### STATED EXERCISE
Write out each entry, exactly the way it appears.

═══ DATA FOR THIS EXERCISE

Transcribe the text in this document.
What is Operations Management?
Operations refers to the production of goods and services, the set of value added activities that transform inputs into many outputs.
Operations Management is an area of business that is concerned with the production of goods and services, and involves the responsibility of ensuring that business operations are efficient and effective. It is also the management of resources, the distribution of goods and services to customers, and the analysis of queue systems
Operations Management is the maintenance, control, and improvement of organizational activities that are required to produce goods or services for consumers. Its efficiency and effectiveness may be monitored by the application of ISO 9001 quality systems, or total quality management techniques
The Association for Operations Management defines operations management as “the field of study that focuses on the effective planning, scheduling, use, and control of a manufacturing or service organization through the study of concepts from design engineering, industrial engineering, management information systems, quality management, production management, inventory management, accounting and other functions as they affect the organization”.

══════

### RESULT FOR THIS TASK
Transcribe the text in this document.
What is Operations Management?
Operations refers to the production of goods and services, the set of value added activities that transform inputs into many outputs.
Operations Management is an area of business that is concerned with the production of goods and services, and involves the responsibility of ensuring that business operations are efficient and effective. It is also the management of resources, the distribution of goods and services to customers, and the analysis of queue systems
Operations Management is the maintenance, control, and improvement of organizational activities that are required to produce goods or services for consumers. Its efficiency and effectiveness may be monitored by the application of ISO 9001 quality systems, or total quality management techniques
The Association for Operations Management defines operations management as “the field of study that focuses on the effective planning, scheduling, use, and control of a manufacturing or service organization through the study of concepts from design engineering, industrial engineering, management information systems, quality management, production management, inventory management, accounting and other functions as they affect the organization”.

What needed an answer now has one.